[Extracted data entries]
■ ■ ■ ■
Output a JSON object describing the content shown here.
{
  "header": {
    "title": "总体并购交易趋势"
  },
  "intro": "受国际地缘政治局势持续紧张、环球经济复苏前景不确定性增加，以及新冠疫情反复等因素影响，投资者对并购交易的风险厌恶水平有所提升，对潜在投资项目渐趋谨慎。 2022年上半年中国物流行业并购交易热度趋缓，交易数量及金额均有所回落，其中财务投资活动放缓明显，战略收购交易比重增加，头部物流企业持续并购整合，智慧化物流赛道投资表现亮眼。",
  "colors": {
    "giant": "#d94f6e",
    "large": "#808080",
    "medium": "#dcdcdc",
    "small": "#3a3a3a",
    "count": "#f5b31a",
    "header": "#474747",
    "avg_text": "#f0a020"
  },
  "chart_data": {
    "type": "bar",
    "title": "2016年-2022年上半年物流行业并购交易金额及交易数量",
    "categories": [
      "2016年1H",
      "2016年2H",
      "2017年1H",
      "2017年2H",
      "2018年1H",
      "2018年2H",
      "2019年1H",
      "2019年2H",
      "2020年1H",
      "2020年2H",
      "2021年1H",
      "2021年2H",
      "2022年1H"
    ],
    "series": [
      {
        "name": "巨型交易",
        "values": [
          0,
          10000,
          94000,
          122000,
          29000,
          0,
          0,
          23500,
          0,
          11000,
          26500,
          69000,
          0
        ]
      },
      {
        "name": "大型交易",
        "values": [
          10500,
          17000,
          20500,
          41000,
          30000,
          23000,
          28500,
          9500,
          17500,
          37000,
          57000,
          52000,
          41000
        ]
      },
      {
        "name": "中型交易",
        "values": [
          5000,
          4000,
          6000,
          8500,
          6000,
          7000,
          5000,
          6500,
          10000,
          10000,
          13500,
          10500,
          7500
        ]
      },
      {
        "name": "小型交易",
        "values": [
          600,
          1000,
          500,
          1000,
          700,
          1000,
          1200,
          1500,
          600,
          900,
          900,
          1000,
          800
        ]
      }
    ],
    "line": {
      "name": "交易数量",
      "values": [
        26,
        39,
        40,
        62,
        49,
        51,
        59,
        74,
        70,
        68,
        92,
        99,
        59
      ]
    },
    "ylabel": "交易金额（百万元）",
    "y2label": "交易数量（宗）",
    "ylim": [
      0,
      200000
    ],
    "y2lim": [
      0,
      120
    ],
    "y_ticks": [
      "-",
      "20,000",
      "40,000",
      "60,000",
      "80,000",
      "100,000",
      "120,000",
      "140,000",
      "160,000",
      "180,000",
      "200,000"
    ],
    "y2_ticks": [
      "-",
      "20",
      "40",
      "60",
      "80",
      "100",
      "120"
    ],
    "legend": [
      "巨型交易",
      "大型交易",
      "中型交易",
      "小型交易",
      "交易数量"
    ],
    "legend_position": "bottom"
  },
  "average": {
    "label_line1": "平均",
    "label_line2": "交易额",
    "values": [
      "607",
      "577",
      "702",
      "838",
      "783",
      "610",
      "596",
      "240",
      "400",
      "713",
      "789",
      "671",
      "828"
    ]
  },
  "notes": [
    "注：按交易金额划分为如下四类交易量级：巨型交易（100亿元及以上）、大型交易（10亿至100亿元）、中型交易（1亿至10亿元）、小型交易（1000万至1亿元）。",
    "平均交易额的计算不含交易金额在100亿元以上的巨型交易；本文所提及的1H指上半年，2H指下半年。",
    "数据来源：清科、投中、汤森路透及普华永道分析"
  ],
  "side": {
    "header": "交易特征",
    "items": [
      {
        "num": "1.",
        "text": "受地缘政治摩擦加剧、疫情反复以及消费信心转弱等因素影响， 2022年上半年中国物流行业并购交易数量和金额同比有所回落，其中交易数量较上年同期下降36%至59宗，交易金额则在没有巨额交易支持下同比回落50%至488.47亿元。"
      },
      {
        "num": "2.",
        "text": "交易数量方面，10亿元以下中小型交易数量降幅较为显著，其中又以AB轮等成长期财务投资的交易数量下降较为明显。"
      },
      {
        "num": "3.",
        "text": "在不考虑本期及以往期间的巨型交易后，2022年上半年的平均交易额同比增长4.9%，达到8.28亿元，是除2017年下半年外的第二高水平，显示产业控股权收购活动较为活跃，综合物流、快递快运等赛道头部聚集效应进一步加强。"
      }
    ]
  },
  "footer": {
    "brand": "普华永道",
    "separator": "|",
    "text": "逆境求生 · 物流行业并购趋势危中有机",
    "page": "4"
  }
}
■ ■ ■ ■
▶ **What to do**:
Check each line of the data above for the word "大型交易", then state how many lines have it. Give the number alone.

▶ **Task result**:
3